Do this:
Reproduce the items from the line with "connector triangle VS3 <box>655" up to and including the line with "svg-text:35: 35 <box>1325 949 1370 994</box>", substituting "receptacle" for each occurrence of "outlet" and leaving everything else unchanged.

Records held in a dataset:
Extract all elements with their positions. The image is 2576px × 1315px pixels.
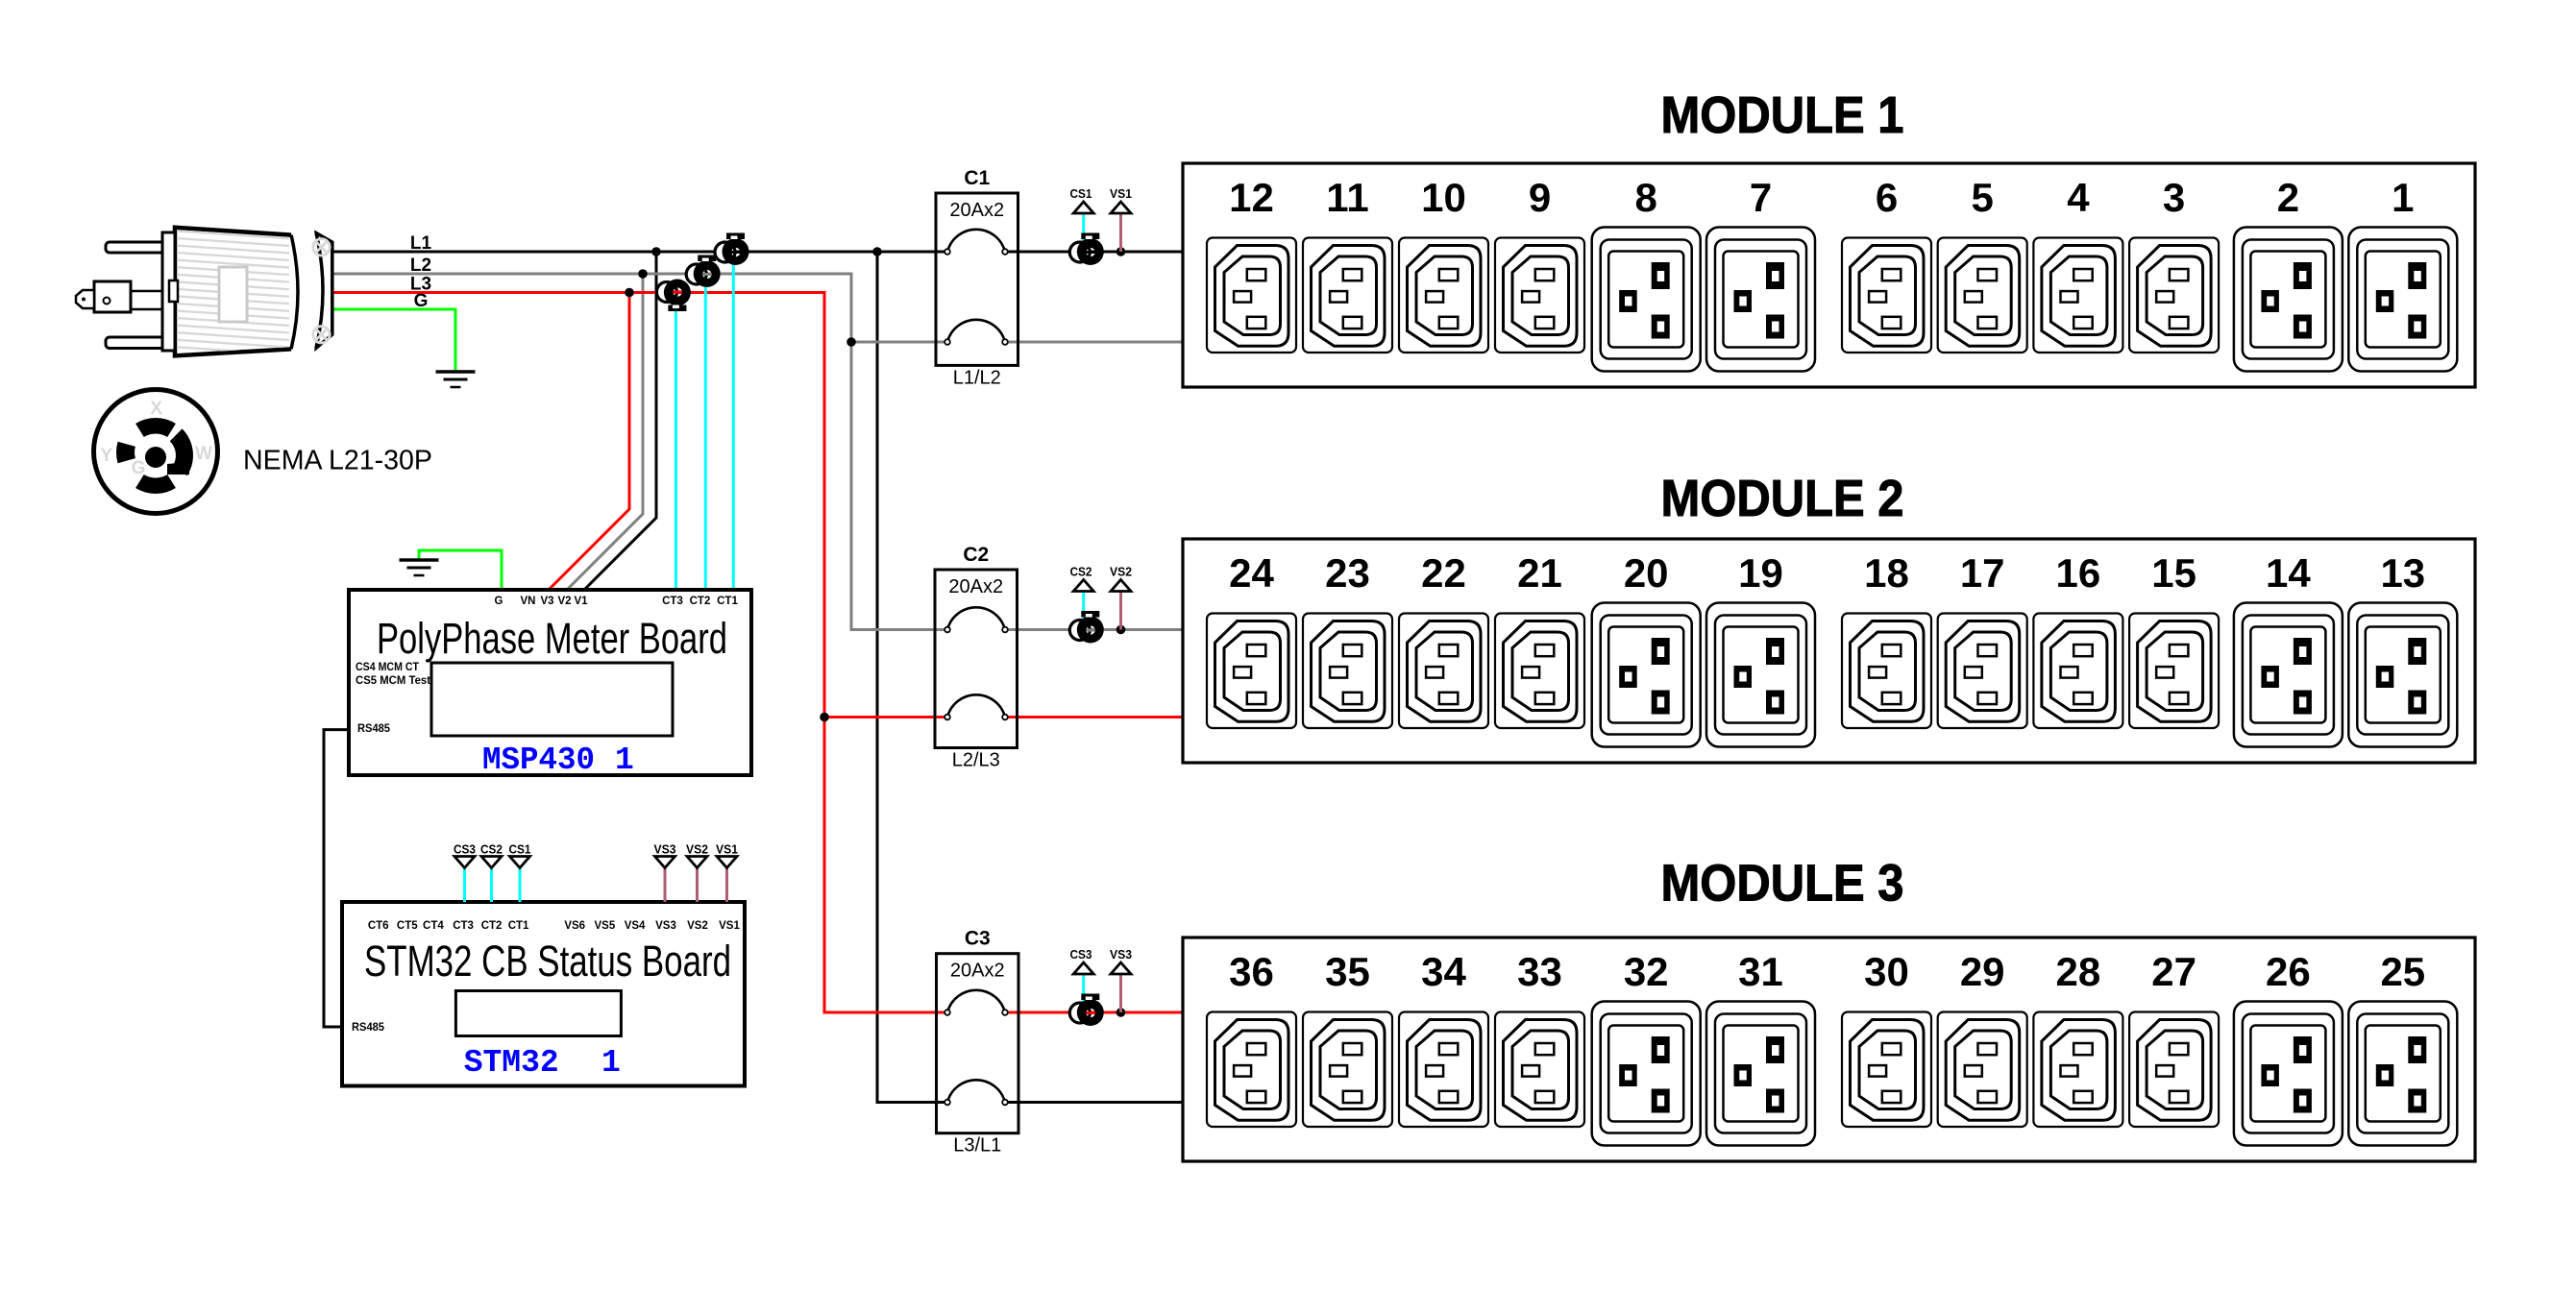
connector triangle VS3 <box>655 857 675 868</box>
svg-text:RS485: RS485 <box>352 1022 385 1034</box>
svg-text:X: X <box>150 399 162 419</box>
svg-text:MODULE 2: MODULE 2 <box>1661 470 1904 527</box>
wire junction at 886,356 <box>846 337 856 347</box>
outlet 8 (IEC C19) <box>1592 228 1701 372</box>
outlet 28 (IEC C13) <box>2033 1012 2122 1128</box>
plug body <box>175 228 291 356</box>
CT on L2 (CT2) <box>686 256 721 288</box>
svg-text:CT5: CT5 <box>397 920 418 932</box>
svg-text:35: 35 <box>1325 949 1370 994</box>
connector triangle CS3 <box>1073 962 1093 974</box>
outlet 25 (IEC C19) <box>2348 1002 2457 1146</box>
svg-text:VS1: VS1 <box>716 843 738 857</box>
svg-text:VN: VN <box>521 596 536 607</box>
wire gray branch to C1 bottom <box>851 341 946 344</box>
svg-text:CS2: CS2 <box>1070 566 1092 579</box>
svg-text:CT3: CT3 <box>662 596 683 607</box>
STM32 pin labels <box>368 920 741 932</box>
svg-text:36: 36 <box>1229 949 1274 994</box>
outlet 17 (IEC C13) <box>1938 614 2027 729</box>
ground symbol near plug <box>436 372 476 387</box>
plug cord cap <box>316 233 332 349</box>
svg-text:L2/L3: L2/L3 <box>952 750 1000 771</box>
svg-text:4: 4 <box>2067 175 2090 220</box>
wire maroon stub VS3 <box>1119 974 1122 1012</box>
outlet 23 (IEC C13) <box>1303 614 1392 729</box>
outlet 1 (IEC C19) <box>2348 228 2457 372</box>
svg-text:L3/L1: L3/L1 <box>953 1135 1001 1157</box>
module 3 enclosure box <box>1183 938 2475 1161</box>
svg-text:V2: V2 <box>557 596 571 607</box>
PolyPhase Meter Board box <box>349 590 751 775</box>
svg-text:VS3: VS3 <box>1110 948 1132 962</box>
connector triangle CS1 <box>510 857 530 868</box>
connector triangle VS1 <box>1111 202 1131 213</box>
meter board pin labels <box>495 596 739 607</box>
plug collar <box>162 232 175 351</box>
wire red branch to C2 bottom <box>824 716 946 718</box>
connector triangle CS1 <box>1073 202 1093 213</box>
wire stub CS2 <box>490 868 493 903</box>
outlet 18 (IEC C13) <box>1842 614 1931 729</box>
outlet 15 (IEC C13) <box>2129 614 2219 729</box>
NEMA L21-30P plug bottom prong <box>106 337 164 349</box>
svg-text:31: 31 <box>1738 949 1783 994</box>
svg-text:PolyPhase Meter Board: PolyPhase Meter Board <box>377 614 727 663</box>
svg-text:32: 32 <box>1624 949 1669 994</box>
svg-text:22: 22 <box>1421 550 1466 596</box>
svg-text:W: W <box>195 444 212 464</box>
svg-text:19: 19 <box>1738 550 1783 596</box>
connector triangle VS2 <box>687 857 707 868</box>
svg-text:20Ax2: 20Ax2 <box>949 200 1004 221</box>
svg-text:CS4 MCM CT: CS4 MCM CT <box>356 662 419 673</box>
wire junction at 655,304.5 <box>625 288 634 298</box>
outlet 4 (IEC C13) <box>2033 238 2122 353</box>
wire cyan CT2 to meter board <box>704 274 707 590</box>
svg-text:34: 34 <box>1421 949 1466 994</box>
svg-text:VS2: VS2 <box>1110 566 1132 579</box>
wire maroon stub VS2 <box>1119 592 1122 630</box>
CT on L1 (CT1) <box>715 233 749 266</box>
svg-text:CT4: CT4 <box>423 920 444 932</box>
meter board display window <box>431 663 673 736</box>
svg-text:28: 28 <box>2056 949 2101 994</box>
svg-text:CS5 MCM Test: CS5 MCM Test <box>356 675 430 687</box>
svg-text:L2: L2 <box>410 256 431 276</box>
svg-text:MODULE 3: MODULE 3 <box>1661 855 1904 913</box>
svg-text:V3: V3 <box>540 596 553 607</box>
svg-text:1: 1 <box>615 743 634 778</box>
wire gray from C2 to module 2 top <box>1006 628 1183 631</box>
outlet 20 (IEC C19) <box>1592 603 1701 747</box>
svg-text:CS1: CS1 <box>509 843 531 857</box>
outlet 30 (IEC C13) <box>1842 1012 1931 1128</box>
svg-text:CT2: CT2 <box>481 920 503 932</box>
wire black branch to meter board V1 <box>584 252 656 590</box>
outlet 2 (IEC C19) <box>2234 228 2343 372</box>
wire stub VS1 <box>725 868 728 903</box>
svg-text:8: 8 <box>1635 175 1657 220</box>
outlet 13 (IEC C19) <box>2348 603 2457 747</box>
svg-text:C3: C3 <box>965 928 991 950</box>
NEMA L21-30P plug top prong <box>106 242 164 253</box>
svg-text:VS3: VS3 <box>655 920 676 932</box>
wire L1 black from C1 to module 1 <box>1006 251 1183 254</box>
svg-text:VS3: VS3 <box>654 843 676 857</box>
svg-text:VS2: VS2 <box>686 843 708 857</box>
svg-text:20Ax2: 20Ax2 <box>950 961 1005 982</box>
svg-text:VS1: VS1 <box>719 920 740 932</box>
connector triangle VS3 <box>1111 962 1131 974</box>
ground symbol near meter board <box>400 560 439 575</box>
circuit breaker C2 (L2/L3) <box>935 544 1018 771</box>
outlet 34 (IEC C13) <box>1399 1012 1488 1128</box>
svg-text:20Ax2: 20Ax2 <box>948 576 1003 597</box>
outlet 9 (IEC C13) <box>1495 238 1584 353</box>
wire junction at 683,262 <box>651 247 661 256</box>
svg-text:L1/L2: L1/L2 <box>953 367 1001 388</box>
wire L3 red from plug <box>332 293 946 1013</box>
svg-text:16: 16 <box>2056 550 2101 596</box>
svg-text:STM32: STM32 <box>464 1045 559 1081</box>
wire cyan CT3 to meter board <box>675 293 677 591</box>
svg-text:MSP430: MSP430 <box>482 743 595 778</box>
svg-text:CT1: CT1 <box>508 920 529 932</box>
svg-text:VS1: VS1 <box>1110 187 1132 201</box>
svg-text:20: 20 <box>1624 550 1669 596</box>
NEMA L21-30P receptacle face symbol <box>94 390 218 514</box>
outlet 5 (IEC C13) <box>1938 238 2027 353</box>
plug screws <box>313 239 330 343</box>
connector triangle CS2 <box>481 857 502 868</box>
NEMA L21-30P plug ground pin <box>76 281 163 312</box>
connector triangle VS1 <box>717 857 737 868</box>
svg-text:CT3: CT3 <box>453 920 474 932</box>
outlet 21 (IEC C13) <box>1495 614 1584 729</box>
svg-text:VS4: VS4 <box>625 920 646 932</box>
CT sensor CS3 <box>1069 994 1104 1027</box>
STM32 CB Status Board box <box>342 902 745 1086</box>
wire junction at 1166.5,655.5 <box>1116 625 1126 635</box>
svg-text:MODULE 1: MODULE 1 <box>1661 86 1904 144</box>
CT on L3 (CT3) <box>656 280 691 312</box>
svg-text:CT2: CT2 <box>690 596 711 607</box>
svg-text:29: 29 <box>1960 949 2005 994</box>
svg-text:CT6: CT6 <box>368 920 389 932</box>
outlet 10 (IEC C13) <box>1399 238 1488 353</box>
wire stub CS1 <box>519 868 522 903</box>
outlet 22 (IEC C13) <box>1399 614 1488 729</box>
connector triangle CS2 <box>1073 580 1093 592</box>
outlet 14 (IEC C19) <box>2234 603 2343 747</box>
outlet 32 (IEC C19) <box>1592 1002 1701 1146</box>
outlet 11 (IEC C13) <box>1303 238 1392 353</box>
wire maroon stub VS1 <box>1119 213 1122 252</box>
wire junction at 669,285 <box>638 269 648 279</box>
wire G green from plug to ground <box>332 309 455 371</box>
svg-text:23: 23 <box>1325 550 1370 596</box>
svg-text:2: 2 <box>2277 175 2299 220</box>
svg-text:C2: C2 <box>963 544 989 566</box>
wire stub CS3 <box>463 868 466 903</box>
CT sensor CS1 <box>1069 233 1104 266</box>
svg-text:L1: L1 <box>410 233 432 254</box>
outlet 35 (IEC C13) <box>1303 1012 1392 1128</box>
outlet 19 (IEC C19) <box>1706 603 1815 747</box>
svg-text:30: 30 <box>1864 949 1909 994</box>
svg-text:G: G <box>132 458 146 478</box>
svg-text:24: 24 <box>1229 550 1274 596</box>
svg-text:14: 14 <box>2266 550 2311 596</box>
wire L1 black from plug to breaker C1 <box>332 251 946 254</box>
svg-text:3: 3 <box>2163 175 2185 220</box>
svg-text:CS3: CS3 <box>1070 948 1092 962</box>
svg-text:CS1: CS1 <box>1070 187 1092 201</box>
svg-text:21: 21 <box>1517 550 1562 596</box>
svg-text:G: G <box>495 596 503 607</box>
outlet 24 (IEC C13) <box>1207 614 1296 729</box>
wire stub VS3 <box>664 868 667 903</box>
wire red branch to meter board V3 <box>549 293 629 591</box>
svg-text:13: 13 <box>2380 550 2425 596</box>
svg-text:6: 6 <box>1876 175 1898 220</box>
svg-text:G: G <box>414 291 429 311</box>
svg-text:10: 10 <box>1421 175 1466 220</box>
circuit breaker C1 (L1/L2) <box>936 167 1018 388</box>
svg-text:VS6: VS6 <box>564 920 585 932</box>
svg-text:7: 7 <box>1750 175 1772 220</box>
circuit breaker C3 (L3/L1) <box>937 928 1019 1157</box>
wire junction at 1166.5,262 <box>1116 247 1126 256</box>
wire RS485 bus between boards <box>324 730 349 1027</box>
outlet 27 (IEC C13) <box>2129 1012 2219 1128</box>
outlet 3 (IEC C13) <box>2129 238 2219 353</box>
svg-text:1: 1 <box>601 1045 621 1081</box>
svg-text:CS2: CS2 <box>480 843 503 857</box>
wire green from ground to meter board G pin <box>419 550 502 590</box>
svg-text:15: 15 <box>2151 550 2196 596</box>
svg-text:Y: Y <box>100 446 112 466</box>
plug band <box>291 233 323 350</box>
wire black from C3 to module 3 bottom <box>1006 1101 1183 1104</box>
connector triangle VS2 <box>1111 580 1131 592</box>
outlet 12 (IEC C13) <box>1207 238 1296 353</box>
outlet 26 (IEC C19) <box>2234 1002 2343 1146</box>
wire red from C2 to module 2 bottom <box>1006 716 1183 718</box>
svg-text:1: 1 <box>2392 175 2414 220</box>
outlet 33 (IEC C13) <box>1495 1012 1584 1128</box>
outlet 7 (IEC C19) <box>1706 228 1815 372</box>
wire gray branch to meter board V2 <box>567 274 643 590</box>
svg-text:26: 26 <box>2266 949 2311 994</box>
svg-text:18: 18 <box>1864 550 1909 596</box>
module 2 enclosure box <box>1183 539 2475 763</box>
wire cyan stub CS1 <box>1082 213 1085 252</box>
outlet 16 (IEC C13) <box>2033 614 2122 729</box>
wire L2 gray from plug <box>332 274 946 630</box>
module 1 enclosure box <box>1183 163 2475 387</box>
connector triangle CS3 <box>454 857 475 868</box>
wire junction at 1166.5,1054 <box>1116 1008 1126 1017</box>
wire cyan CT1 to meter board <box>732 252 735 590</box>
wire cyan stub CS2 <box>1082 592 1085 630</box>
svg-text:RS485: RS485 <box>357 723 391 735</box>
wire L1 black vertical branch to breaker C3 bottom <box>877 252 946 1103</box>
outlet 31 (IEC C19) <box>1706 1002 1815 1146</box>
svg-text:VS2: VS2 <box>687 920 708 932</box>
wire gray from C1 to module 1 bottom <box>1006 341 1183 344</box>
wire red from C3 to module 3 top <box>1006 1011 1183 1014</box>
STM32 display window <box>455 991 621 1036</box>
svg-text:V1: V1 <box>574 596 588 607</box>
svg-text:33: 33 <box>1517 949 1562 994</box>
svg-text:NEMA L21-30P: NEMA L21-30P <box>243 446 432 476</box>
outlet 6 (IEC C13) <box>1842 238 1931 353</box>
svg-text:9: 9 <box>1529 175 1551 220</box>
CT sensor CS2 <box>1069 611 1104 644</box>
svg-text:CS3: CS3 <box>454 843 476 857</box>
outlet 36 (IEC C13) <box>1207 1012 1296 1128</box>
svg-text:25: 25 <box>2380 949 2425 994</box>
svg-text:CT1: CT1 <box>717 596 738 607</box>
wire stub VS2 <box>696 868 699 903</box>
svg-text:STM32 CB Status Board: STM32 CB Status Board <box>364 937 731 986</box>
svg-text:C1: C1 <box>964 167 990 189</box>
svg-text:12: 12 <box>1229 175 1274 220</box>
svg-text:17: 17 <box>1960 550 2005 596</box>
wire junction at 913,262 <box>872 247 882 256</box>
svg-text:27: 27 <box>2151 949 2196 994</box>
svg-text:VS5: VS5 <box>595 920 616 932</box>
svg-text:5: 5 <box>1972 175 1994 220</box>
outlet 29 (IEC C13) <box>1938 1012 2027 1128</box>
svg-text:11: 11 <box>1326 175 1368 220</box>
wire junction at 858,746.5 <box>820 713 829 722</box>
wire cyan stub CS3 <box>1082 974 1085 1012</box>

The response:
connector triangle VS3 <box>655 857 675 868</box>
svg-text:RS485: RS485 <box>352 1022 385 1034</box>
svg-text:X: X <box>150 399 162 419</box>
svg-text:MODULE 2: MODULE 2 <box>1661 470 1904 527</box>
wire junction at 886,356 <box>846 337 856 347</box>
receptacle 8 (IEC C19) <box>1592 228 1701 372</box>
receptacle 28 (IEC C13) <box>2033 1012 2122 1128</box>
plug body <box>175 228 291 356</box>
CT on L2 (CT2) <box>686 256 721 288</box>
svg-text:CT5: CT5 <box>397 920 418 932</box>
svg-text:35: 35 <box>1325 949 1370 994</box>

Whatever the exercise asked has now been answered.